● Exercise details:
Output nothing but the number of lines that include the word "caption".

··········

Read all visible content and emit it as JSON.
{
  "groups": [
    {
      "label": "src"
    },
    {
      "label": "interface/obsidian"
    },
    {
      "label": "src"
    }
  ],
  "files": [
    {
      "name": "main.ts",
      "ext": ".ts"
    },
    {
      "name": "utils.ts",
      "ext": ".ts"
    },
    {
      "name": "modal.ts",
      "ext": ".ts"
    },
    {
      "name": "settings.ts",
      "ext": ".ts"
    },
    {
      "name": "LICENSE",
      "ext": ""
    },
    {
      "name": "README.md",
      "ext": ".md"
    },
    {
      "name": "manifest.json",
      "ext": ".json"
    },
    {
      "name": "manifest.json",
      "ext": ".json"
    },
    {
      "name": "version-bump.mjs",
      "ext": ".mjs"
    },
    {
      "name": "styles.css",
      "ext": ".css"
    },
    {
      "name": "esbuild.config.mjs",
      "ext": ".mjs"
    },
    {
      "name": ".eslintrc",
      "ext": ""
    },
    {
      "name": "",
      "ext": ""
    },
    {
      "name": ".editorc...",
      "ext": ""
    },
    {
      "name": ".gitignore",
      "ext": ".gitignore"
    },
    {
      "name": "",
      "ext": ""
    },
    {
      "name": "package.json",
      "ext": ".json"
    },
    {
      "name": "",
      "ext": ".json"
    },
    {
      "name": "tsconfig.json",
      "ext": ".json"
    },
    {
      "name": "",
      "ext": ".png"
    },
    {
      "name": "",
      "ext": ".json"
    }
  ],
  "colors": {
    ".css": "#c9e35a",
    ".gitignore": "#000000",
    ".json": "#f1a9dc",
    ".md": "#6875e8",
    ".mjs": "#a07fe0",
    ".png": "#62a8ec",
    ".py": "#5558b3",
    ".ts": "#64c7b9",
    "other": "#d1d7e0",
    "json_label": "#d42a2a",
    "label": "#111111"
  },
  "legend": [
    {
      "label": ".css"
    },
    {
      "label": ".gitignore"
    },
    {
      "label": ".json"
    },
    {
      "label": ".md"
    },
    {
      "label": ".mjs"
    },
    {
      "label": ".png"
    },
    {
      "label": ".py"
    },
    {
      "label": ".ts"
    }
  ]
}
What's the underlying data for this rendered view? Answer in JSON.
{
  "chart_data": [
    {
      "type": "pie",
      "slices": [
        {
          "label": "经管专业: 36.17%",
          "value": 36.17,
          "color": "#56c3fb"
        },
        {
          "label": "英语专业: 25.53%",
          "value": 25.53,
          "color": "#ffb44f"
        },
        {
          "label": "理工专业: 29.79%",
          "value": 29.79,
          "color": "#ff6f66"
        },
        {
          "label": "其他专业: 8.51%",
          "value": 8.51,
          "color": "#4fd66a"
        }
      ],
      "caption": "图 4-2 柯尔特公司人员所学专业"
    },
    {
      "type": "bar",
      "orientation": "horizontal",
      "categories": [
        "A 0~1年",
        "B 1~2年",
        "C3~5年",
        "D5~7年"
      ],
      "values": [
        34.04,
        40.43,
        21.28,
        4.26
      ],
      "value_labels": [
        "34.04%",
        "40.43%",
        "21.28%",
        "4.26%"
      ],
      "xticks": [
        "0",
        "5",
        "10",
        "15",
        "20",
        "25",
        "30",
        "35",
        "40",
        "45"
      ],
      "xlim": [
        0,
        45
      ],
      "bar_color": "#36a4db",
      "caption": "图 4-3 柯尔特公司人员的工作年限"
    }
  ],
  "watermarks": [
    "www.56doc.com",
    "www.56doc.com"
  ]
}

··········

● Result of this task:
2